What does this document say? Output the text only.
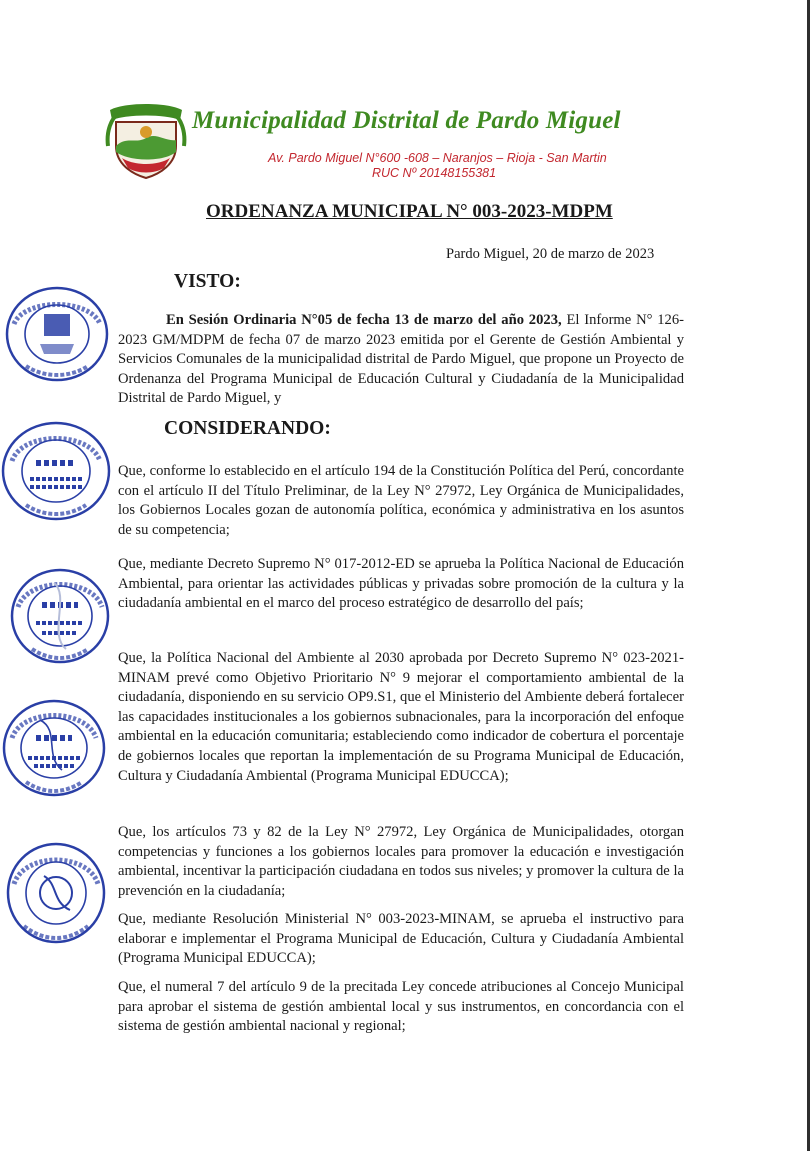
Municipalidad Distrital de Pardo Miguel
Av. Pardo Miguel N°600 -608 – Naranjos – Rioja - San Martin
RUC Nº 20148155381
ORDENANZA MUNICIPAL N° 003-2023-MDPM
Pardo Miguel, 20 de marzo de 2023
VISTO:
En Sesión Ordinaria N°05 de fecha 13 de marzo del año 2023, El Informe N° 126-2023 GM/MDPM de fecha 07 de marzo 2023 emitida por el Gerente de Gestión Ambiental y Servicios Comunales de la municipalidad distrital de Pardo Miguel, que propone un Proyecto de Ordenanza del Programa Municipal de Educación Cultural y Ciudadanía de la Municipalidad Distrital de Pardo Miguel, y
CONSIDERANDO:
Que, conforme lo establecido en el artículo 194 de la Constitución Política del Perú, concordante con el artículo II del Título Preliminar, de la Ley N° 27972, Ley Orgánica de Municipalidades, los Gobiernos Locales gozan de autonomía política, económica y administrativa en los asuntos de su competencia;
Que, mediante Decreto Supremo N° 017-2012-ED se aprueba la Política Nacional de Educación Ambiental, para orientar las actividades públicas y privadas sobre promoción de la cultura y la ciudadanía ambiental en el marco del proceso estratégico de desarrollo del país;
Que, la Política Nacional del Ambiente al 2030 aprobada por Decreto Supremo N° 023-2021-MINAM prevé como Objetivo Prioritario N° 9 mejorar el comportamiento ambiental de la ciudadanía, disponiendo en su servicio OP9.S1, que el Ministerio del Ambiente deberá fortalecer las capacidades institucionales a los gobiernos subnacionales, para la incorporación del enfoque ambiental en la educación comunitaria; estableciendo como indicador de cobertura el porcentaje de gobiernos locales que reportan la implementación de su Programa Municipal de Educación, Cultura y Ciudadanía Ambiental (Programa Municipal EDUCCA);
Que, los artículos 73 y 82 de la Ley N° 27972, Ley Orgánica de Municipalidades, otorgan competencias y funciones a los gobiernos locales para promover la educación e investigación ambiental, incentivar la participación ciudadana en todos sus niveles; y promover la cultura de la prevención en la ciudadanía;
Que, mediante Resolución Ministerial N° 003-2023-MINAM, se aprueba el instructivo para elaborar e implementar el Programa Municipal de Educación, Cultura y Ciudadanía Ambiental (Programa Municipal EDUCCA);
Que, el numeral 7 del artículo 9 de la precitada Ley concede atribuciones al Concejo Municipal para aprobar el sistema de gestión ambiental local y sus instrumentos, en concordancia con el sistema de gestión ambiental nacional y regional;
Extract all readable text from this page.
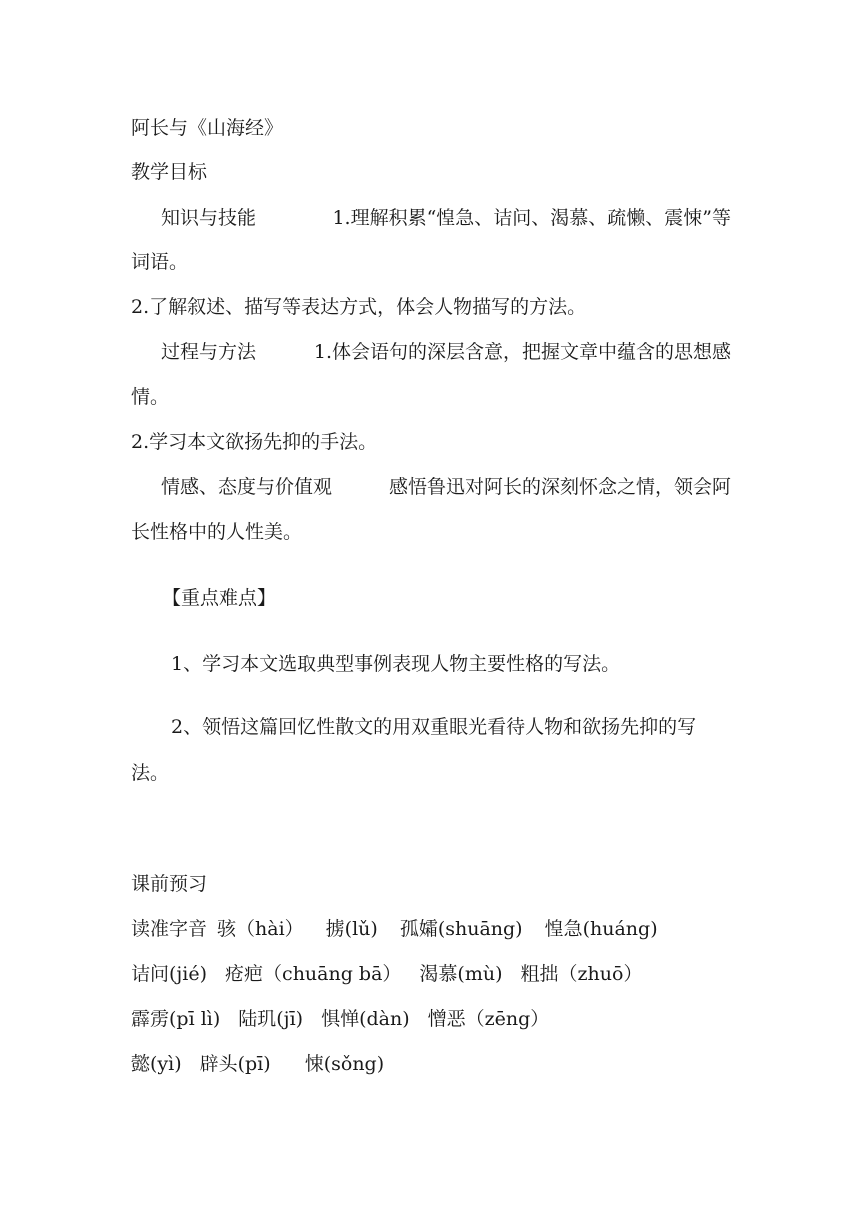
阿长与《山海经》
教学目标
知识与技能	1.理解积累“惶急、诘问、渴慕、疏懒、震悚”等
词语。
2.了解叙述、描写等表达方式，体会人物描写的方法。
过程与方法	1.体会语句的深层含意，把握文章中蕴含的思想感
情。
2.学习本文欲扬先抑的手法。
情感、态度与价值观	感悟鲁迅对阿长的深刻怀念之情，领会阿
长性格中的人性美。
【重点难点】
1、学习本文选取典型事例表现人物主要性格的写法。
2、领悟这篇回忆性散文的用双重眼光看待人物和欲扬先抑的写
法。
课前预习
读准字音 骇（hài） 掳(lǔ) 孤孀(shuāng) 惶急(huáng)
诘问(jié) 疮疤（chuāng bā） 渴慕(mù) 粗拙（zhuō）
霹雳(pī lì) 陆玑(jī) 惧惮(dàn) 憎恶（zēng）
懿(yì) 辟头(pī) 悚(sǒng)
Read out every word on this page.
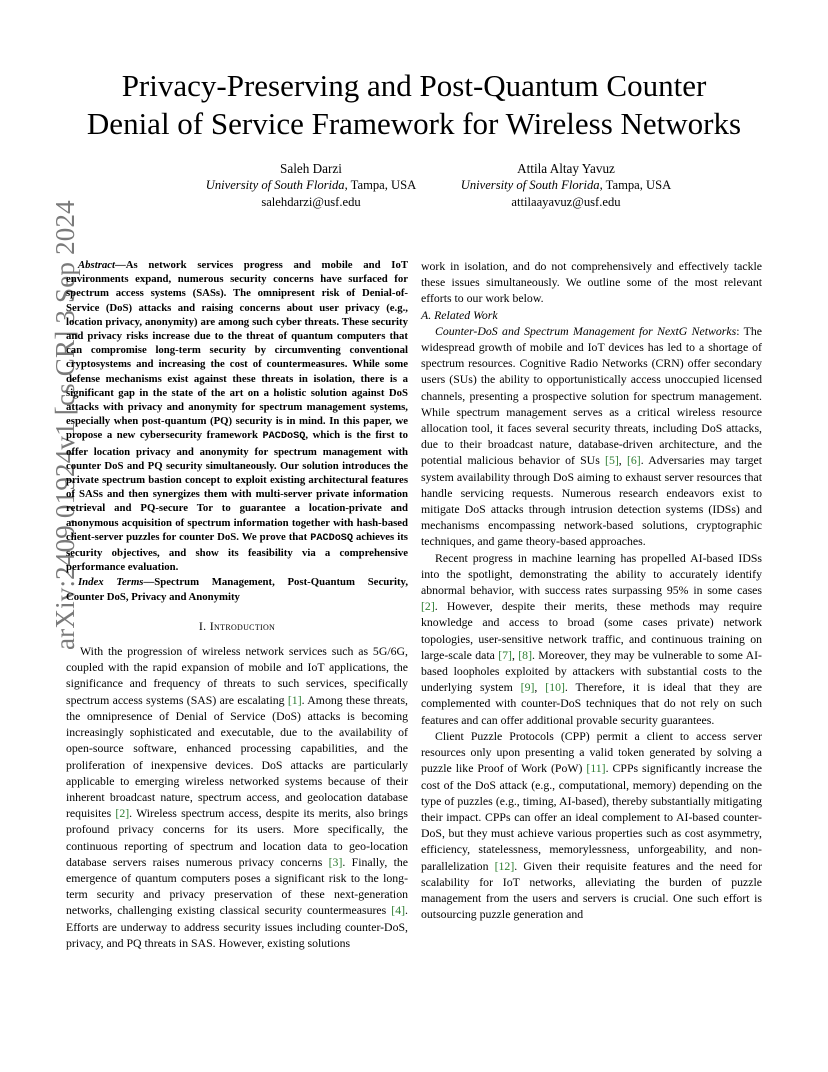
arXiv:2409.01924v1 [cs.CR] 3 Sep 2024
Privacy-Preserving and Post-Quantum Counter
Denial of Service Framework for Wireless Networks
Saleh Darzi
University of South Florida, Tampa, USA
salehdarzi@usf.edu
Attila Altay Yavuz
University of South Florida, Tampa, USA
attilaayavuz@usf.edu

Abstract—As network services progress and mobile and IoT environments expand, numerous security concerns have surfaced for spectrum access systems (SASs). The omnipresent risk of Denial-of-Service (DoS) attacks and raising concerns about user privacy (e.g., location privacy, anonymity) are among such cyber threats. These security and privacy risks increase due to the threat of quantum computers that can compromise long-term security by circumventing conventional cryptosystems and increasing the cost of countermeasures. While some defense mechanisms exist against these threats in isolation, there is a significant gap in the state of the art on a holistic solution against DoS attacks with privacy and anonymity for spectrum management systems, especially when post-quantum (PQ) security is in mind. In this paper, we propose a new cybersecurity framework PACDoSQ, which is the first to offer location privacy and anonymity for spectrum management with counter DoS and PQ security simultaneously. Our solution introduces the private spectrum bastion concept to exploit existing architectural features of SASs and then synergizes them with multi-server private information retrieval and PQ-secure Tor to guarantee a location-private and anonymous acquisition of spectrum information together with hash-based client-server puzzles for counter DoS. We prove that PACDoSQ achieves its security objectives, and show its feasibility via a comprehensive performance evaluation.

Index Terms—Spectrum Management, Post-Quantum Security, Counter DoS, Privacy and Anonymity

I. Introduction

With the progression of wireless network services such as 5G/6G, coupled with the rapid expansion of mobile and IoT applications, the significance and frequency of threats to such services, specifically spectrum access systems (SAS) are escalating [1]. Among these threats, the omnipresence of Denial of Service (DoS) attacks is becoming increasingly sophisticated and executable, due to the availability of open-source software, enhanced processing capabilities, and the proliferation of inexpensive devices. DoS attacks are particularly applicable to emerging wireless networked systems because of their inherent broadcast nature, spectrum access, and geolocation database requisites [2]. Wireless spectrum access, despite its merits, also brings profound privacy concerns for its users. More specifically, the continuous reporting of spectrum and location data to geo-location database servers raises numerous privacy concerns [3]. Finally, the emergence of quantum computers poses a significant risk to the long-term security and privacy preservation of these next-generation networks, challenging existing classical security countermeasures [4]. Efforts are underway to address security issues including counter-DoS, privacy, and PQ threats in SAS. However, existing solutions

work in isolation, and do not comprehensively and effectively tackle these issues simultaneously. We outline some of the most relevant efforts to our work below.

A. Related Work

Counter-DoS and Spectrum Management for NextG Networks: The widespread growth of mobile and IoT devices has led to a shortage of spectrum resources. Cognitive Radio Networks (CRN) offer secondary users (SUs) the ability to opportunistically access unoccupied licensed channels, presenting a prospective solution for spectrum management. While spectrum management serves as a critical wireless resource allocation tool, it faces several security threats, including DoS attacks, due to their broadcast nature, database-driven architecture, and the potential malicious behavior of SUs [5], [6]. Adversaries may target system availability through DoS aiming to exhaust server resources that handle servicing requests. Numerous research endeavors exist to mitigate DoS attacks through intrusion detection systems (IDSs) and mechanisms encompassing network-based solutions, cryptographic techniques, and game theory-based approaches.

Recent progress in machine learning has propelled AI-based IDSs into the spotlight, demonstrating the ability to accurately identify abnormal behavior, with success rates surpassing 95% in some cases [2]. However, despite their merits, these methods may require knowledge and access to broad (some cases private) network topologies, user-sensitive network traffic, and continuous training on large-scale data [7], [8]. Moreover, they may be vulnerable to some AI-based loopholes exploited by attackers with substantial costs to the underlying system [9], [10]. Therefore, it is ideal that they are complemented with counter-DoS techniques that do not rely on such features and can offer additional provable security guarantees.

Client Puzzle Protocols (CPP) permit a client to access server resources only upon presenting a valid token generated by solving a puzzle like Proof of Work (PoW) [11]. CPPs significantly increase the cost of the DoS attack (e.g., computational, memory) depending on the type of puzzles (e.g., timing, AI-based), thereby substantially mitigating their impact. CPPs can offer an ideal complement to AI-based counter-DoS, but they must achieve various properties such as cost asymmetry, efficiency, statelessness, memorylessness, unforgeability, and non-parallelization [12]. Given their requisite features and the need for scalability for IoT networks, alleviating the burden of puzzle management from the users and servers is crucial. One such effort is outsourcing puzzle generation and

···

Task instructions: Look through the material and copy each line that has "Programa".

Worked answer:
En Sesión Ordinaria N°05 de fecha 13 de marzo del año 2023, El Informe N° 126-2023 GM/MDPM de fecha 07 de marzo 2023 emitida por el Gerente de Gestión Ambiental y Servicios Comunales de la municipalidad distrital de Pardo Miguel, que propone un Proyecto de Ordenanza del Programa Municipal de Educación Cultural y Ciudadanía de la Municipalidad Distrital de Pardo Miguel, y
Que, la Política Nacional del Ambiente al 2030 aprobada por Decreto Supremo N° 023-2021-MINAM prevé como Objetivo Prioritario N° 9 mejorar el comportamiento ambiental de la ciudadanía, disponiendo en su servicio OP9.S1, que el Ministerio del Ambiente deberá fortalecer las capacidades institucionales a los gobiernos subnacionales, para la incorporación del enfoque ambiental en la educación comunitaria; estableciendo como indicador de cobertura el porcentaje de gobiernos locales que reportan la implementación de su Programa Municipal de Educación, Cultura y Ciudadanía Ambiental (Programa Municipal EDUCCA);
Que, mediante Resolución Ministerial N° 003-2023-MINAM, se aprueba el instructivo para elaborar e implementar el Programa Municipal de Educación, Cultura y Ciudadanía Ambiental (Programa Municipal EDUCCA);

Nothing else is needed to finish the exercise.